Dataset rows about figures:
## Start

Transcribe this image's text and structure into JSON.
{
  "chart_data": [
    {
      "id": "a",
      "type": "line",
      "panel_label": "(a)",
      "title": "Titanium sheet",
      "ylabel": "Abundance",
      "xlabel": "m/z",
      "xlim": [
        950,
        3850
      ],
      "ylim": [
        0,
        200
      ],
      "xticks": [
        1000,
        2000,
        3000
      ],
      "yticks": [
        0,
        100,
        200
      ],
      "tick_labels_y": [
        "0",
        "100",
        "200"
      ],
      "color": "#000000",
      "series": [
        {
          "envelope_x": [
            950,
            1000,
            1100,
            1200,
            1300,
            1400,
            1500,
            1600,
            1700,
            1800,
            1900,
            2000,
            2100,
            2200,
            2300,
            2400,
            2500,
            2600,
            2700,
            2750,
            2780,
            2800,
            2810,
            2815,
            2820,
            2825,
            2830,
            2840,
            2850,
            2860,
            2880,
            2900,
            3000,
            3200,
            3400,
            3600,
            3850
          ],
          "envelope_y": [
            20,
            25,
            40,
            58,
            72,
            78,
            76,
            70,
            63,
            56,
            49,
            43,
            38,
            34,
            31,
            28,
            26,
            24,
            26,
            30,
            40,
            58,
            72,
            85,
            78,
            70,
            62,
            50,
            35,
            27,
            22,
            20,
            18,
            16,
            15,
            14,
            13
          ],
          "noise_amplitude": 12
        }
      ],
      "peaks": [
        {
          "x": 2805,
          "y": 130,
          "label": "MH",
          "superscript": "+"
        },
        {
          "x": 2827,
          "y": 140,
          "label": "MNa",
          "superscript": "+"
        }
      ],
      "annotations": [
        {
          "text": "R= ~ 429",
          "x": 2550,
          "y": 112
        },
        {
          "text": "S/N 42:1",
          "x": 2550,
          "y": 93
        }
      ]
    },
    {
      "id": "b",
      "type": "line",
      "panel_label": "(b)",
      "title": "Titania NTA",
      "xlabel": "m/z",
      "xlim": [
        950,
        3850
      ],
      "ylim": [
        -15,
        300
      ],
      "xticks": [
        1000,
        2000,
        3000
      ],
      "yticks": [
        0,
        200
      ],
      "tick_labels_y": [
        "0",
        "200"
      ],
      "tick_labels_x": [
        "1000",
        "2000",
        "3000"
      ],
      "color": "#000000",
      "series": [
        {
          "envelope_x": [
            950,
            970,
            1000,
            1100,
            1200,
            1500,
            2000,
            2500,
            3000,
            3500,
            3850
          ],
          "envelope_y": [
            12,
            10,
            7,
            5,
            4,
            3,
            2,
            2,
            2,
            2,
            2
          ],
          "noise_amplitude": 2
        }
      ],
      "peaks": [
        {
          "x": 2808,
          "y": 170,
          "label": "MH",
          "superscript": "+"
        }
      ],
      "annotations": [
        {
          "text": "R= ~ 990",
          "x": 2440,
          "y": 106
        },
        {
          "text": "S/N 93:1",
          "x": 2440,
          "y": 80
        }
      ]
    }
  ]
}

## End

> [REQUEST] Where a line in the material above holds "title", copy that line.

> [TASK SOLUTION]
      "title": "Titanium sheet",
      "title": "Titania NTA",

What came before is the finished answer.